- **Information shown**

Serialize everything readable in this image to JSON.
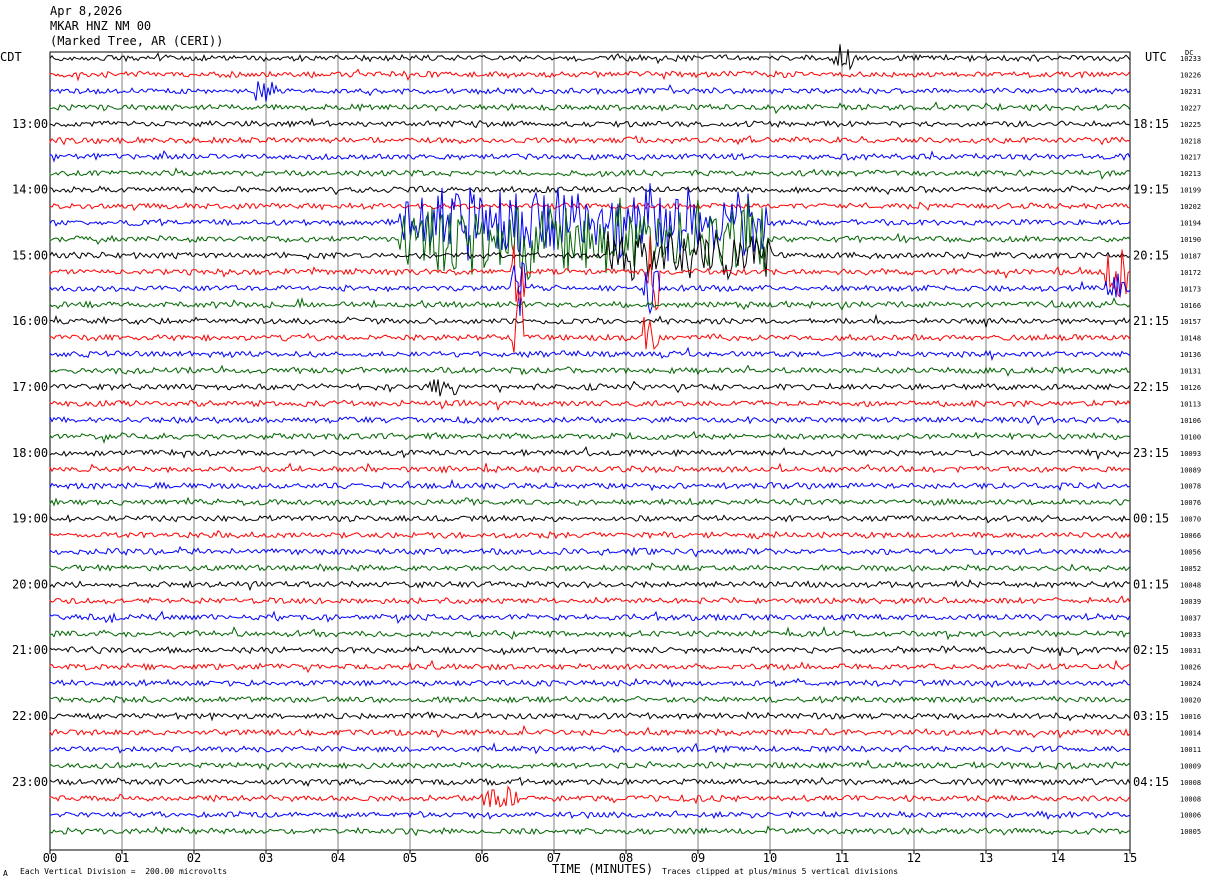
{
  "header": {
    "date": "Apr 8,2026",
    "channel": "MKAR HNZ NM 00",
    "location": "(Marked Tree, AR (CERI))"
  },
  "timezones": {
    "left": "CDT",
    "right": "UTC",
    "dc_label": "DC"
  },
  "footer": {
    "scale_note": "Each Vertical Division =  200.00 microvolts",
    "x_title": "TIME (MINUTES)",
    "clip_note": "Traces clipped at plus/minus 5 vertical divisions",
    "corner_mark": "A"
  },
  "colors": {
    "cycle": [
      "#000000",
      "#ff0000",
      "#0000ff",
      "#006400"
    ],
    "grid": "#808080"
  },
  "chart_data": {
    "type": "line",
    "x_ticks": [
      "00",
      "01",
      "02",
      "03",
      "04",
      "05",
      "06",
      "07",
      "08",
      "09",
      "10",
      "11",
      "12",
      "13",
      "14",
      "15"
    ],
    "xlim": [
      0,
      15
    ],
    "left_hour_labels": [
      {
        "row": 4,
        "label": "13:00"
      },
      {
        "row": 8,
        "label": "14:00"
      },
      {
        "row": 12,
        "label": "15:00"
      },
      {
        "row": 16,
        "label": "16:00"
      },
      {
        "row": 20,
        "label": "17:00"
      },
      {
        "row": 24,
        "label": "18:00"
      },
      {
        "row": 28,
        "label": "19:00"
      },
      {
        "row": 32,
        "label": "20:00"
      },
      {
        "row": 36,
        "label": "21:00"
      },
      {
        "row": 40,
        "label": "22:00"
      },
      {
        "row": 44,
        "label": "23:00"
      }
    ],
    "right_hour_labels": [
      {
        "row": 4,
        "label": "18:15"
      },
      {
        "row": 8,
        "label": "19:15"
      },
      {
        "row": 12,
        "label": "20:15"
      },
      {
        "row": 16,
        "label": "21:15"
      },
      {
        "row": 20,
        "label": "22:15"
      },
      {
        "row": 24,
        "label": "23:15"
      },
      {
        "row": 28,
        "label": "00:15"
      },
      {
        "row": 32,
        "label": "01:15"
      },
      {
        "row": 36,
        "label": "02:15"
      },
      {
        "row": 40,
        "label": "03:15"
      },
      {
        "row": 44,
        "label": "04:15"
      }
    ],
    "dc_offsets": [
      "10233",
      "10226",
      "10231",
      "10227",
      "10225",
      "10218",
      "10217",
      "10213",
      "10199",
      "10202",
      "10194",
      "10190",
      "10187",
      "10172",
      "10173",
      "10166",
      "10157",
      "10148",
      "10136",
      "10131",
      "10126",
      "10113",
      "10106",
      "10100",
      "10093",
      "10089",
      "10078",
      "10076",
      "10070",
      "10066",
      "10056",
      "10052",
      "10048",
      "10039",
      "10037",
      "10033",
      "10031",
      "10026",
      "10024",
      "10020",
      "10016",
      "10014",
      "10011",
      "10009",
      "10008",
      "10008",
      "10006",
      "10005"
    ],
    "events": [
      {
        "row": 10,
        "start": 4.9,
        "end": 9.9,
        "amp": 2.5
      },
      {
        "row": 11,
        "start": 4.9,
        "end": 9.9,
        "amp": 2.6
      },
      {
        "row": 12,
        "start": 7.8,
        "end": 10.0,
        "amp": 1.6
      },
      {
        "row": 11,
        "start": 6.5,
        "end": 6.6,
        "amp": 3.5
      },
      {
        "row": 13,
        "start": 6.45,
        "end": 6.55,
        "amp": 3.0
      },
      {
        "row": 14,
        "start": 6.45,
        "end": 6.55,
        "amp": 3.0
      },
      {
        "row": 17,
        "start": 6.45,
        "end": 6.55,
        "amp": 3.0
      },
      {
        "row": 11,
        "start": 8.3,
        "end": 8.4,
        "amp": 3.5
      },
      {
        "row": 13,
        "start": 8.3,
        "end": 8.4,
        "amp": 3.0
      },
      {
        "row": 14,
        "start": 8.3,
        "end": 8.4,
        "amp": 2.6
      },
      {
        "row": 17,
        "start": 8.3,
        "end": 8.4,
        "amp": 2.5
      },
      {
        "row": 13,
        "start": 14.7,
        "end": 14.9,
        "amp": 2.0
      },
      {
        "row": 14,
        "start": 14.7,
        "end": 14.9,
        "amp": 1.0
      },
      {
        "row": 2,
        "start": 2.9,
        "end": 3.1,
        "amp": 1.0
      },
      {
        "row": 0,
        "start": 10.9,
        "end": 11.1,
        "amp": 1.0
      },
      {
        "row": 20,
        "start": 5.3,
        "end": 5.6,
        "amp": 0.8
      },
      {
        "row": 45,
        "start": 6.0,
        "end": 6.5,
        "amp": 0.8
      }
    ]
  }
}
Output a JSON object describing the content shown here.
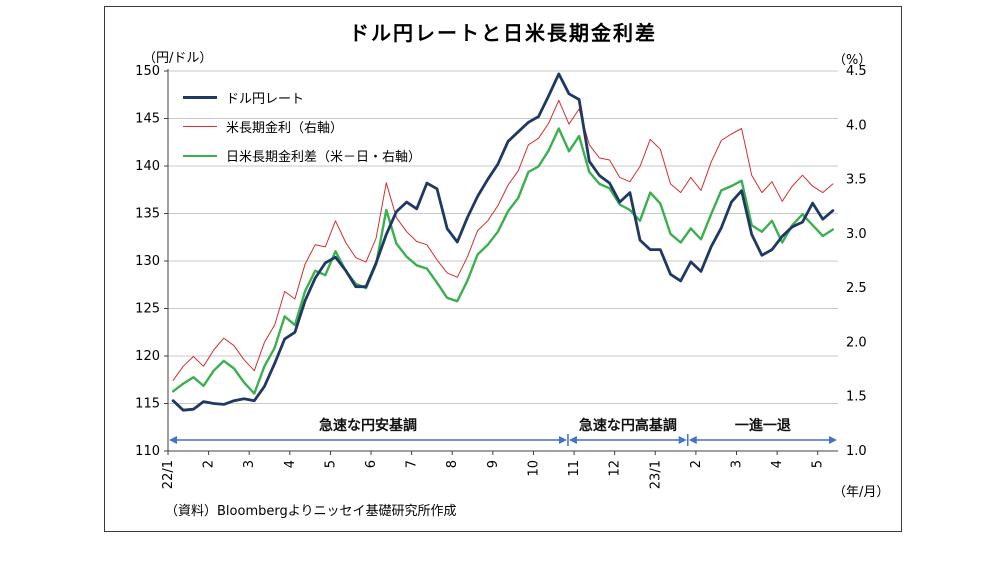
{
  "title": "ドル円レートと日米長期金利差",
  "left_axis_unit": "（円/ドル）",
  "right_axis_unit": "（%）",
  "x_axis_unit": "（年/月）",
  "source": "（資料）Bloombergよりニッセイ基礎研究所作成",
  "chart_data": {
    "type": "line",
    "title": "ドル円レートと日米長期金利差",
    "x_tick_labels": [
      "22/1",
      "2",
      "3",
      "4",
      "5",
      "6",
      "7",
      "8",
      "9",
      "10",
      "11",
      "12",
      "23/1",
      "2",
      "3",
      "4",
      "5"
    ],
    "points_per_month": 4,
    "months_span": 16.5,
    "grid": true,
    "legend_position": "top-left-inside",
    "left_axis": {
      "label": "（円/ドル）",
      "min": 110,
      "max": 150,
      "ticks": [
        110,
        115,
        120,
        125,
        130,
        135,
        140,
        145,
        150
      ]
    },
    "right_axis": {
      "label": "（%）",
      "min": 1.0,
      "max": 4.5,
      "ticks": [
        1.0,
        1.5,
        2.0,
        2.5,
        3.0,
        3.5,
        4.0,
        4.5
      ]
    },
    "annotation_color": "#4472c4",
    "annotation_bars": [
      9.85,
      12.8
    ],
    "annotations": [
      {
        "label": "急速な円安基調",
        "from": 0,
        "to": 9.85
      },
      {
        "label": "急速な円高基調",
        "from": 9.85,
        "to": 12.8
      },
      {
        "label": "一進一退",
        "from": 12.8,
        "to": 16.5
      }
    ],
    "series": [
      {
        "id": "usdjpy",
        "name": "ドル円レート",
        "axis": "left",
        "color": "#1f3864",
        "width": 2.8,
        "values": [
          115.3,
          114.3,
          114.4,
          115.2,
          115.0,
          114.9,
          115.3,
          115.5,
          115.3,
          116.8,
          119.2,
          121.8,
          122.5,
          125.8,
          128.2,
          129.8,
          130.4,
          129.0,
          127.3,
          127.3,
          129.8,
          132.8,
          135.2,
          136.2,
          135.5,
          138.2,
          137.6,
          133.4,
          132.0,
          134.6,
          136.8,
          138.6,
          140.2,
          142.6,
          143.6,
          144.6,
          145.2,
          147.4,
          149.7,
          147.6,
          147.0,
          140.5,
          139.0,
          138.2,
          136.2,
          137.2,
          132.2,
          131.2,
          131.2,
          128.6,
          127.9,
          129.9,
          128.9,
          131.5,
          133.5,
          136.2,
          137.4,
          132.8,
          130.6,
          131.2,
          132.6,
          133.6,
          134.1,
          136.1,
          134.4,
          135.3
        ]
      },
      {
        "id": "us10y",
        "name": "米長期金利（右軸）",
        "axis": "right",
        "color": "#d23030",
        "width": 1,
        "values": [
          1.65,
          1.78,
          1.87,
          1.78,
          1.93,
          2.04,
          1.97,
          1.84,
          1.74,
          2.0,
          2.16,
          2.47,
          2.4,
          2.72,
          2.9,
          2.88,
          3.12,
          2.92,
          2.78,
          2.74,
          2.96,
          3.47,
          3.15,
          3.02,
          2.93,
          2.9,
          2.76,
          2.64,
          2.6,
          2.79,
          3.03,
          3.12,
          3.26,
          3.45,
          3.58,
          3.82,
          3.88,
          4.02,
          4.23,
          4.01,
          4.15,
          3.82,
          3.7,
          3.68,
          3.52,
          3.48,
          3.62,
          3.87,
          3.78,
          3.46,
          3.38,
          3.52,
          3.4,
          3.66,
          3.86,
          3.92,
          3.97,
          3.54,
          3.38,
          3.48,
          3.3,
          3.44,
          3.54,
          3.44,
          3.38,
          3.46
        ]
      },
      {
        "id": "spread",
        "name": "日米長期金利差（米－日・右軸）",
        "axis": "right",
        "color": "#3cb04e",
        "width": 2.4,
        "values": [
          1.55,
          1.62,
          1.68,
          1.6,
          1.74,
          1.83,
          1.76,
          1.63,
          1.53,
          1.78,
          1.95,
          2.24,
          2.16,
          2.47,
          2.66,
          2.62,
          2.84,
          2.66,
          2.54,
          2.5,
          2.72,
          3.22,
          2.91,
          2.79,
          2.71,
          2.68,
          2.55,
          2.41,
          2.38,
          2.57,
          2.81,
          2.9,
          3.02,
          3.21,
          3.33,
          3.57,
          3.62,
          3.77,
          3.97,
          3.76,
          3.9,
          3.57,
          3.46,
          3.42,
          3.27,
          3.22,
          3.12,
          3.38,
          3.28,
          3.0,
          2.92,
          3.05,
          2.95,
          3.18,
          3.4,
          3.44,
          3.49,
          3.08,
          3.02,
          3.12,
          2.92,
          3.08,
          3.18,
          3.08,
          2.98,
          3.04
        ]
      }
    ]
  }
}
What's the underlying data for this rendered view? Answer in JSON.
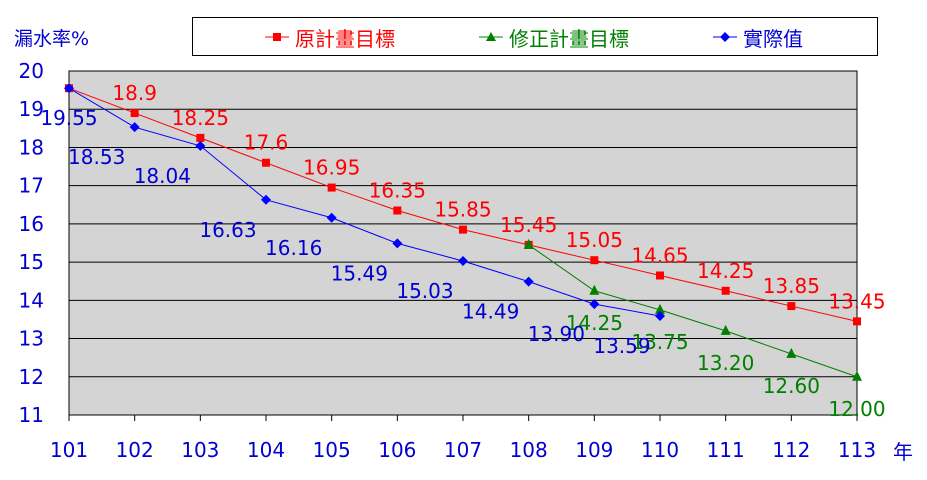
{
  "chart_data": {
    "type": "line",
    "ylabel": "漏水率%",
    "xlabel": "年",
    "categories": [
      "101",
      "102",
      "103",
      "104",
      "105",
      "106",
      "107",
      "108",
      "109",
      "110",
      "111",
      "112",
      "113"
    ],
    "ylim": [
      11,
      20
    ],
    "yticks": [
      "11",
      "12",
      "13",
      "14",
      "15",
      "16",
      "17",
      "18",
      "19",
      "20"
    ],
    "grid": true,
    "legend_position": "top",
    "series": [
      {
        "name": "原計畫目標",
        "color": "#ff0000",
        "marker": "square",
        "x": [
          "101",
          "102",
          "103",
          "104",
          "105",
          "106",
          "107",
          "108",
          "109",
          "110",
          "111",
          "112",
          "113"
        ],
        "values": [
          19.55,
          18.9,
          18.25,
          17.6,
          16.95,
          16.35,
          15.85,
          15.45,
          15.05,
          14.65,
          14.25,
          13.85,
          13.45
        ],
        "labels": [
          "",
          "18.9",
          "18.25",
          "17.6",
          "16.95",
          "16.35",
          "15.85",
          "15.45",
          "15.05",
          "14.65",
          "14.25",
          "13.85",
          "13.45"
        ]
      },
      {
        "name": "修正計畫目標",
        "color": "#008000",
        "marker": "triangle",
        "x": [
          "108",
          "109",
          "110",
          "111",
          "112",
          "113"
        ],
        "values": [
          15.45,
          14.25,
          13.75,
          13.2,
          12.6,
          12.0
        ],
        "labels": [
          "",
          "14.25",
          "13.75",
          "13.20",
          "12.60",
          "12.00"
        ]
      },
      {
        "name": "實際值",
        "color": "#0000ff",
        "marker": "diamond",
        "x": [
          "101",
          "102",
          "103",
          "104",
          "105",
          "106",
          "107",
          "108",
          "109",
          "110"
        ],
        "values": [
          19.55,
          18.53,
          18.04,
          16.63,
          16.16,
          15.49,
          15.03,
          14.49,
          13.9,
          13.59
        ],
        "labels": [
          "19.55",
          "18.53",
          "18.04",
          "16.63",
          "16.16",
          "15.49",
          "15.03",
          "14.49",
          "13.90",
          "13.59"
        ]
      }
    ]
  }
}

- **What to produce**
Copy out each line of the records that holds the string "name".

- **Output below**
        "name": "ドル円レート",
        "name": "米長期金利（右軸）",
        "name": "日米長期金利差（米－日・右軸）",
        "name": "原計畫目標",
        "name": "修正計畫目標",
        "name": "實際值",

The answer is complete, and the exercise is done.